Records from a data collection:
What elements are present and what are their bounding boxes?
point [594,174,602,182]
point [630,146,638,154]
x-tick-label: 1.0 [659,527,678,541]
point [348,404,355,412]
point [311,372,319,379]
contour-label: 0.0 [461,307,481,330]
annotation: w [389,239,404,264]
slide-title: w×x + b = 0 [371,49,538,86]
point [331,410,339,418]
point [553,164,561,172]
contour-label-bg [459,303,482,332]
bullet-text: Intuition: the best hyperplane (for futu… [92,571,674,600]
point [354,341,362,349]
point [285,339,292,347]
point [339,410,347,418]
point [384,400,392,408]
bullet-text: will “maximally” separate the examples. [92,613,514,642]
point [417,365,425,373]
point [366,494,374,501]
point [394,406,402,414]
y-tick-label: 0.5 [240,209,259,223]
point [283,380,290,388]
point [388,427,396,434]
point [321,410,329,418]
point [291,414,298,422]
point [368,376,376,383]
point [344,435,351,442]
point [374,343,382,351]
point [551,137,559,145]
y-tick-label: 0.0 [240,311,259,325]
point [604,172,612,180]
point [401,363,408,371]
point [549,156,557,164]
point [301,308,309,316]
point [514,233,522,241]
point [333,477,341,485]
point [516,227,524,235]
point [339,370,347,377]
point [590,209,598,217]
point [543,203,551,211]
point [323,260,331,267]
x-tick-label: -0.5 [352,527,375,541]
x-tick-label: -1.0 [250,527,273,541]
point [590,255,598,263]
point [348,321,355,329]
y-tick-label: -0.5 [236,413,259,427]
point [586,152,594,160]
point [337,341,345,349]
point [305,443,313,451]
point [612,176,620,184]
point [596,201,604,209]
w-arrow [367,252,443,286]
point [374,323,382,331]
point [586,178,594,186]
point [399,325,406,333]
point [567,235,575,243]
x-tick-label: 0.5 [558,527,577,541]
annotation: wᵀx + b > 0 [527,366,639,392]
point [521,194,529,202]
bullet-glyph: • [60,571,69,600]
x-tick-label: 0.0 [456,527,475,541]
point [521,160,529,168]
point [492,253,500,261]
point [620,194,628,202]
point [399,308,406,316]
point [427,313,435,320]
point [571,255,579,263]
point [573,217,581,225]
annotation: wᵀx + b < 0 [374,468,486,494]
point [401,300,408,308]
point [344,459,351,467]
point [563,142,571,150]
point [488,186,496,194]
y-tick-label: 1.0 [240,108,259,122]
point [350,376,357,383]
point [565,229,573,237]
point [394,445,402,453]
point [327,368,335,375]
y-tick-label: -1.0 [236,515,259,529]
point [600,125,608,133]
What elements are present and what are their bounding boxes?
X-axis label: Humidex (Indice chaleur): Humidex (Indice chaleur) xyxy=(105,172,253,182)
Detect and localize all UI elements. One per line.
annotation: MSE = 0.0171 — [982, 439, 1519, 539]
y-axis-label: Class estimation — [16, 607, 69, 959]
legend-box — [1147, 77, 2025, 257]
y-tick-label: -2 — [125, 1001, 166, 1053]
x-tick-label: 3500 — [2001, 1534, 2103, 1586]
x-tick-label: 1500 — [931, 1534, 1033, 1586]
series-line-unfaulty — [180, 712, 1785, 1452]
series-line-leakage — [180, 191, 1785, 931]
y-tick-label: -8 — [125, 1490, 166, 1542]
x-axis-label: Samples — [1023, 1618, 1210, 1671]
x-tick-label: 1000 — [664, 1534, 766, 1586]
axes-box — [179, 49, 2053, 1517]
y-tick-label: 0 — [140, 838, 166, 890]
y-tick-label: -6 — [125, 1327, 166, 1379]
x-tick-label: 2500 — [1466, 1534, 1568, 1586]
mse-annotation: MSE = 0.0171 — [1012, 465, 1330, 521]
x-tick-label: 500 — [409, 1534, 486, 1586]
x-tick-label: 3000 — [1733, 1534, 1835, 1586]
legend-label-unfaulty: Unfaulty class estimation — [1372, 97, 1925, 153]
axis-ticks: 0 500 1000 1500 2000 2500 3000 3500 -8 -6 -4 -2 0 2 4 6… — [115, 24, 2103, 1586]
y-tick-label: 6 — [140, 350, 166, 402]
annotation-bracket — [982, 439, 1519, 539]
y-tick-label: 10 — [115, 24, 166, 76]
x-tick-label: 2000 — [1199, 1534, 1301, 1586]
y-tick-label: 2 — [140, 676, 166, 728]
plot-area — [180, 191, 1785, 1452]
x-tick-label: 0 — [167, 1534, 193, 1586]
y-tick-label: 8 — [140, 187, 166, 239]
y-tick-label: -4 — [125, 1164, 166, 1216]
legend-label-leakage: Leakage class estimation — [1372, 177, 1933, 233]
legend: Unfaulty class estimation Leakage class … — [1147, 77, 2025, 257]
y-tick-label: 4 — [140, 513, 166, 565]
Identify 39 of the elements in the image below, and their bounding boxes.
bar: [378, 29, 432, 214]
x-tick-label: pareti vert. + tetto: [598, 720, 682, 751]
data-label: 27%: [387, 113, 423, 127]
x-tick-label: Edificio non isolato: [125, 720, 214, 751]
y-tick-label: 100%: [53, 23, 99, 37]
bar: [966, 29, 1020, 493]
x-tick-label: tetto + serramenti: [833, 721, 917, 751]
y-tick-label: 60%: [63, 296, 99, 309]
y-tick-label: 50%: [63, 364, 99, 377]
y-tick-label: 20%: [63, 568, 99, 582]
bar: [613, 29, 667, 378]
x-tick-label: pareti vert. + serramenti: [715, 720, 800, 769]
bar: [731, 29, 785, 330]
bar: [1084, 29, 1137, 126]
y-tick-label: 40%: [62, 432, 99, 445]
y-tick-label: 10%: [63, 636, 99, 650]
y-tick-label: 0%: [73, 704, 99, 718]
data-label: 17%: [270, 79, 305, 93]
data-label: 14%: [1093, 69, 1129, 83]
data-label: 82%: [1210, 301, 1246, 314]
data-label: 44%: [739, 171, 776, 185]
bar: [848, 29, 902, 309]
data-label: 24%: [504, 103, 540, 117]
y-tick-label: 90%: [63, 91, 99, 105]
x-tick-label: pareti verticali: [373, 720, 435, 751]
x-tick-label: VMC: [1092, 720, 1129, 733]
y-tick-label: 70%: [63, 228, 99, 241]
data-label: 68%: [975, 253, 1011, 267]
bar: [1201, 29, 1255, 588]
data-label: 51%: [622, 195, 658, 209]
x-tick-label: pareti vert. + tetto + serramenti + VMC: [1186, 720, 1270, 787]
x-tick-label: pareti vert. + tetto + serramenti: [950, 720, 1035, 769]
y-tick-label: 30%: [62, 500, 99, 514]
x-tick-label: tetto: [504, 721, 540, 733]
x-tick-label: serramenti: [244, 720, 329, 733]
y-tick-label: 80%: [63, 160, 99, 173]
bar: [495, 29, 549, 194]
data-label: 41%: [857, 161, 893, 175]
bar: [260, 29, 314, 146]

= YOUR TASK =
Reproduce every line of the data above word for word, with no changes.

= EXERCISE RESULT =
What elements are present and what are their bounding boxes?
point [594,174,602,182]
point [630,146,638,154]
x-tick-label: 1.0 [659,527,678,541]
point [348,404,355,412]
point [311,372,319,379]
contour-label: 0.0 [461,307,481,330]
annotation: w [389,239,404,264]
slide-title: w×x + b = 0 [371,49,538,86]
point [331,410,339,418]
point [553,164,561,172]
contour-label-bg [459,303,482,332]
bullet-text: Intuition: the best hyperplane (for futu… [92,571,674,600]
point [354,341,362,349]
point [285,339,292,347]
point [339,410,347,418]
point [384,400,392,408]
bullet-text: will “maximally” separate the examples. [92,613,514,642]
point [417,365,425,373]
point [366,494,374,501]
point [394,406,402,414]
y-tick-label: 0.5 [240,209,259,223]
point [283,380,290,388]
point [388,427,396,434]
point [321,410,329,418]
point [291,414,298,422]
point [368,376,376,383]
point [344,435,351,442]
point [374,343,382,351]
point [551,137,559,145]
y-tick-label: 0.0 [240,311,259,325]
point [604,172,612,180]
point [401,363,408,371]
point [549,156,557,164]
point [301,308,309,316]
point [514,233,522,241]
point [333,477,341,485]
point [516,227,524,235]
point [339,370,347,377]
point [590,209,598,217]
point [543,203,551,211]
point [323,260,331,267]
x-tick-label: -0.5 [352,527,375,541]
x-tick-label: -1.0 [250,527,273,541]
point [590,255,598,263]
point [348,321,355,329]
y-tick-label: -0.5 [236,413,259,427]
point [586,152,594,160]
point [337,341,345,349]
point [305,443,313,451]
point [612,176,620,184]
point [596,201,604,209]
w-arrow [367,252,443,286]
point [374,323,382,331]
point [586,178,594,186]
point [399,325,406,333]
point [567,235,575,243]
x-tick-label: 0.5 [558,527,577,541]
annotation: wᵀx + b > 0 [527,366,639,392]
point [521,194,529,202]
bullet-glyph: • [60,571,69,600]
x-tick-label: 0.0 [456,527,475,541]
point [521,160,529,168]
point [492,253,500,261]
point [620,194,628,202]
point [399,308,406,316]
point [427,313,435,320]
point [571,255,579,263]
point [573,217,581,225]
annotation: wᵀx + b < 0 [374,468,486,494]
point [401,300,408,308]
point [344,459,351,467]
point [563,142,571,150]
point [488,186,496,194]
y-tick-label: 1.0 [240,108,259,122]
point [350,376,357,383]
point [565,229,573,237]
point [394,445,402,453]
point [327,368,335,375]
y-tick-label: -1.0 [236,515,259,529]
point [600,125,608,133]
What elements are present and what are their bounding boxes?
X-axis label: Humidex (Indice chaleur): Humidex (Indice chaleur) xyxy=(105,172,253,182)
Detect and localize all UI elements. One per line.
annotation: MSE = 0.0171 — [982, 439, 1519, 539]
y-axis-label: Class estimation — [16, 607, 69, 959]
legend-box — [1147, 77, 2025, 257]
y-tick-label: -2 — [125, 1001, 166, 1053]
x-tick-label: 3500 — [2001, 1534, 2103, 1586]
x-tick-label: 1500 — [931, 1534, 1033, 1586]
series-line-unfaulty — [180, 712, 1785, 1452]
series-line-leakage — [180, 191, 1785, 931]
y-tick-label: -8 — [125, 1490, 166, 1542]
x-axis-label: Samples — [1023, 1618, 1210, 1671]
x-tick-label: 1000 — [664, 1534, 766, 1586]
axes-box — [179, 49, 2053, 1517]
y-tick-label: 0 — [140, 838, 166, 890]
y-tick-label: -6 — [125, 1327, 166, 1379]
x-tick-label: 2500 — [1466, 1534, 1568, 1586]
mse-annotation: MSE = 0.0171 — [1012, 465, 1330, 521]
x-tick-label: 500 — [409, 1534, 486, 1586]
x-tick-label: 3000 — [1733, 1534, 1835, 1586]
legend-label-unfaulty: Unfaulty class estimation — [1372, 97, 1925, 153]
axis-ticks: 0 500 1000 1500 2000 2500 3000 3500 -8 -6 -4 -2 0 2 4 6… — [115, 24, 2103, 1586]
y-tick-label: 6 — [140, 350, 166, 402]
annotation-bracket — [982, 439, 1519, 539]
y-tick-label: 10 — [115, 24, 166, 76]
x-tick-label: 2000 — [1199, 1534, 1301, 1586]
y-tick-label: 2 — [140, 676, 166, 728]
plot-area — [180, 191, 1785, 1452]
x-tick-label: 0 — [167, 1534, 193, 1586]
y-tick-label: 8 — [140, 187, 166, 239]
y-tick-label: -4 — [125, 1164, 166, 1216]
legend-label-leakage: Leakage class estimation — [1372, 177, 1933, 233]
legend: Unfaulty class estimation Leakage class … — [1147, 77, 2025, 257]
y-tick-label: 4 — [140, 513, 166, 565]
Identify 39 of the elements in the image below, and their bounding boxes.
bar: [378, 29, 432, 214]
x-tick-label: pareti vert. + tetto: [598, 720, 682, 751]
data-label: 27%: [387, 113, 423, 127]
x-tick-label: Edificio non isolato: [125, 720, 214, 751]
y-tick-label: 100%: [53, 23, 99, 37]
bar: [966, 29, 1020, 493]
x-tick-label: tetto + serramenti: [833, 721, 917, 751]
y-tick-label: 60%: [63, 296, 99, 309]
y-tick-label: 50%: [63, 364, 99, 377]
y-tick-label: 20%: [63, 568, 99, 582]
bar: [613, 29, 667, 378]
x-tick-label: pareti vert. + serramenti: [715, 720, 800, 769]
bar: [731, 29, 785, 330]
bar: [1084, 29, 1137, 126]
y-tick-label: 40%: [62, 432, 99, 445]
y-tick-label: 10%: [63, 636, 99, 650]
y-tick-label: 0%: [73, 704, 99, 718]
data-label: 17%: [270, 79, 305, 93]
data-label: 14%: [1093, 69, 1129, 83]
data-label: 82%: [1210, 301, 1246, 314]
data-label: 44%: [739, 171, 776, 185]
bar: [848, 29, 902, 309]
data-label: 24%: [504, 103, 540, 117]
y-tick-label: 90%: [63, 91, 99, 105]
x-tick-label: pareti verticali: [373, 720, 435, 751]
x-tick-label: VMC: [1092, 720, 1129, 733]
y-tick-label: 70%: [63, 228, 99, 241]
data-label: 68%: [975, 253, 1011, 267]
bar: [1201, 29, 1255, 588]
data-label: 51%: [622, 195, 658, 209]
x-tick-label: pareti vert. + tetto + serramenti + VMC: [1186, 720, 1270, 787]
x-tick-label: pareti vert. + tetto + serramenti: [950, 720, 1035, 769]
y-tick-label: 30%: [62, 500, 99, 514]
x-tick-label: tetto: [504, 721, 540, 733]
x-tick-label: serramenti: [244, 720, 329, 733]
y-tick-label: 80%: [63, 160, 99, 173]
bar: [495, 29, 549, 194]
data-label: 41%: [857, 161, 893, 175]
bar: [260, 29, 314, 146]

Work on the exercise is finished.